Task to complete:
Once the pictures are set aside, transcribe the remaining data exactly.

Supplied records:
>> Start
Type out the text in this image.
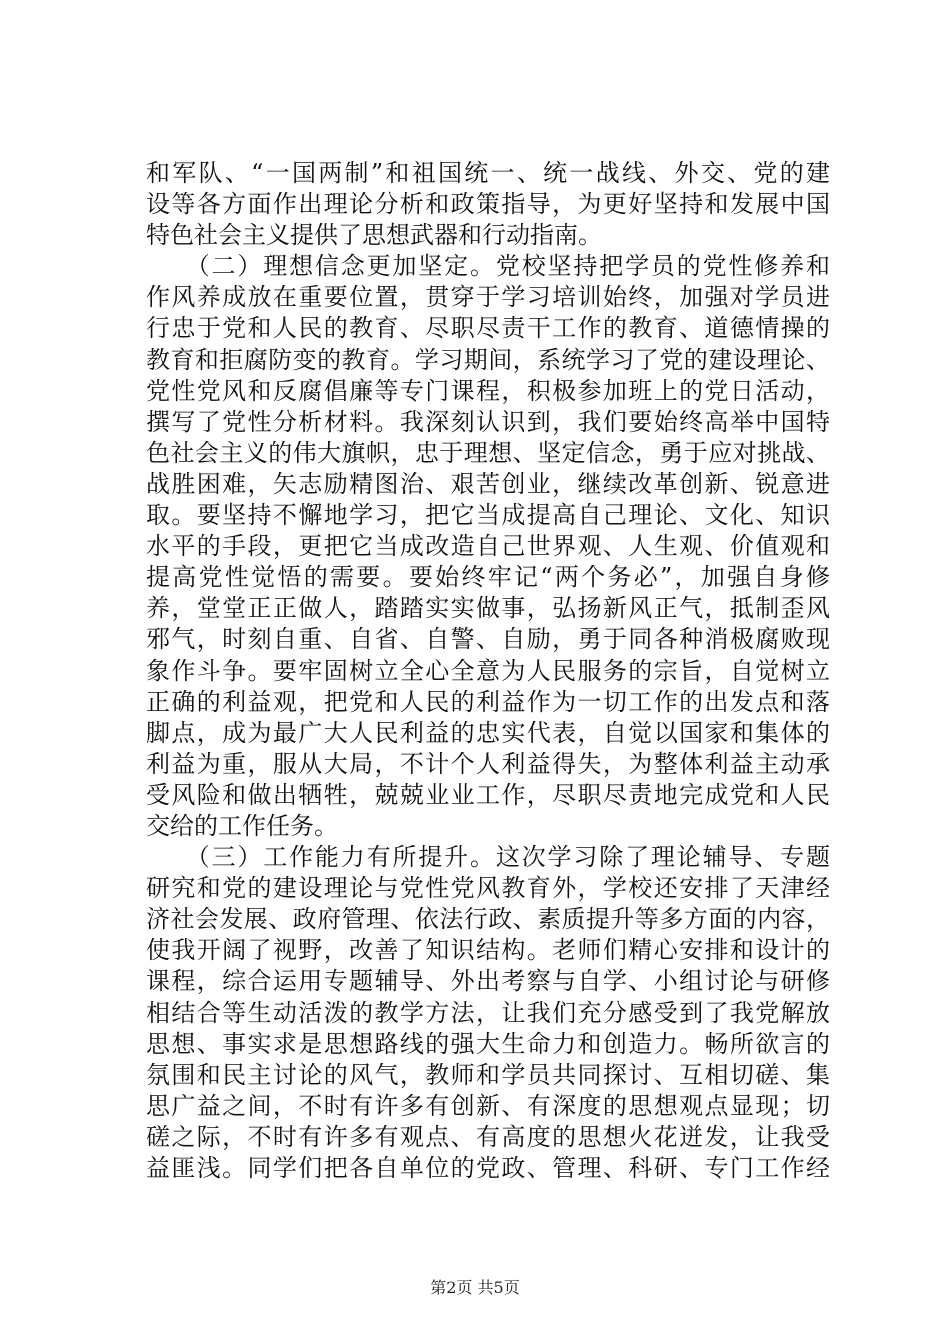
和军队、“一国两制”和祖国统一、统一战线、外交、党的建
设等各方面作出理论分析和政策指导，为更好坚持和发展中国
特色社会主义提供了思想武器和行动指南。
　　（二）理想信念更加坚定。党校坚持把学员的党性修养和
作风养成放在重要位置，贯穿于学习培训始终，加强对学员进
行忠于党和人民的教育、尽职尽责干工作的教育、道德情操的
教育和拒腐防变的教育。学习期间，系统学习了党的建设理论、
党性党风和反腐倡廉等专门课程，积极参加班上的党日活动，
撰写了党性分析材料。我深刻认识到，我们要始终高举中国特
色社会主义的伟大旗帜，忠于理想、坚定信念，勇于应对挑战、
战胜困难，矢志励精图治、艰苦创业，继续改革创新、锐意进
取。要坚持不懈地学习，把它当成提高自己理论、文化、知识
水平的手段，更把它当成改造自己世界观、人生观、价值观和
提高党性觉悟的需要。要始终牢记“两个务必”，加强自身修
养，堂堂正正做人，踏踏实实做事，弘扬新风正气，抵制歪风
邪气，时刻自重、自省、自警、自励，勇于同各种消极腐败现
象作斗争。要牢固树立全心全意为人民服务的宗旨，自觉树立
正确的利益观，把党和人民的利益作为一切工作的出发点和落
脚点，成为最广大人民利益的忠实代表，自觉以国家和集体的
利益为重，服从大局，不计个人利益得失，为整体利益主动承
受风险和做出牺牲，兢兢业业工作，尽职尽责地完成党和人民
交给的工作任务。
　　（三）工作能力有所提升。这次学习除了理论辅导、专题
研究和党的建设理论与党性党风教育外，学校还安排了天津经
济社会发展、政府管理、依法行政、素质提升等多方面的内容，
使我开阔了视野，改善了知识结构。老师们精心安排和设计的
课程，综合运用专题辅导、外出考察与自学、小组讨论与研修
相结合等生动活泼的教学方法，让我们充分感受到了我党解放
思想、事实求是思想路线的强大生命力和创造力。畅所欲言的
氛围和民主讨论的风气，教师和学员共同探讨、互相切磋、集
思广益之间，不时有许多有创新、有深度的思想观点显现；切
磋之际，不时有许多有观点、有高度的思想火花迸发，让我受
益匪浅。同学们把各自单位的党政、管理、科研、专门工作经
第2页 共5页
>> End
Response to this task:
Type out the text in this image.
和军队、“一国两制”和祖国统一、统一战线、外交、党的建
设等各方面作出理论分析和政策指导，为更好坚持和发展中国
特色社会主义提供了思想武器和行动指南。
　　（二）理想信念更加坚定。党校坚持把学员的党性修养和
作风养成放在重要位置，贯穿于学习培训始终，加强对学员进
行忠于党和人民的教育、尽职尽责干工作的教育、道德情操的
教育和拒腐防变的教育。学习期间，系统学习了党的建设理论、
党性党风和反腐倡廉等专门课程，积极参加班上的党日活动，
撰写了党性分析材料。我深刻认识到，我们要始终高举中国特
色社会主义的伟大旗帜，忠于理想、坚定信念，勇于应对挑战、
战胜困难，矢志励精图治、艰苦创业，继续改革创新、锐意进
取。要坚持不懈地学习，把它当成提高自己理论、文化、知识
水平的手段，更把它当成改造自己世界观、人生观、价值观和
提高党性觉悟的需要。要始终牢记“两个务必”，加强自身修
养，堂堂正正做人，踏踏实实做事，弘扬新风正气，抵制歪风
邪气，时刻自重、自省、自警、自励，勇于同各种消极腐败现
象作斗争。要牢固树立全心全意为人民服务的宗旨，自觉树立
正确的利益观，把党和人民的利益作为一切工作的出发点和落
脚点，成为最广大人民利益的忠实代表，自觉以国家和集体的
利益为重，服从大局，不计个人利益得失，为整体利益主动承
受风险和做出牺牲，兢兢业业工作，尽职尽责地完成党和人民
交给的工作任务。
　　（三）工作能力有所提升。这次学习除了理论辅导、专题
研究和党的建设理论与党性党风教育外，学校还安排了天津经
济社会发展、政府管理、依法行政、素质提升等多方面的内容，
使我开阔了视野，改善了知识结构。老师们精心安排和设计的
课程，综合运用专题辅导、外出考察与自学、小组讨论与研修
相结合等生动活泼的教学方法，让我们充分感受到了我党解放
思想、事实求是思想路线的强大生命力和创造力。畅所欲言的
氛围和民主讨论的风气，教师和学员共同探讨、互相切磋、集
思广益之间，不时有许多有创新、有深度的思想观点显现；切
磋之际，不时有许多有观点、有高度的思想火花迸发，让我受
益匪浅。同学们把各自单位的党政、管理、科研、专门工作经
第2页 共5页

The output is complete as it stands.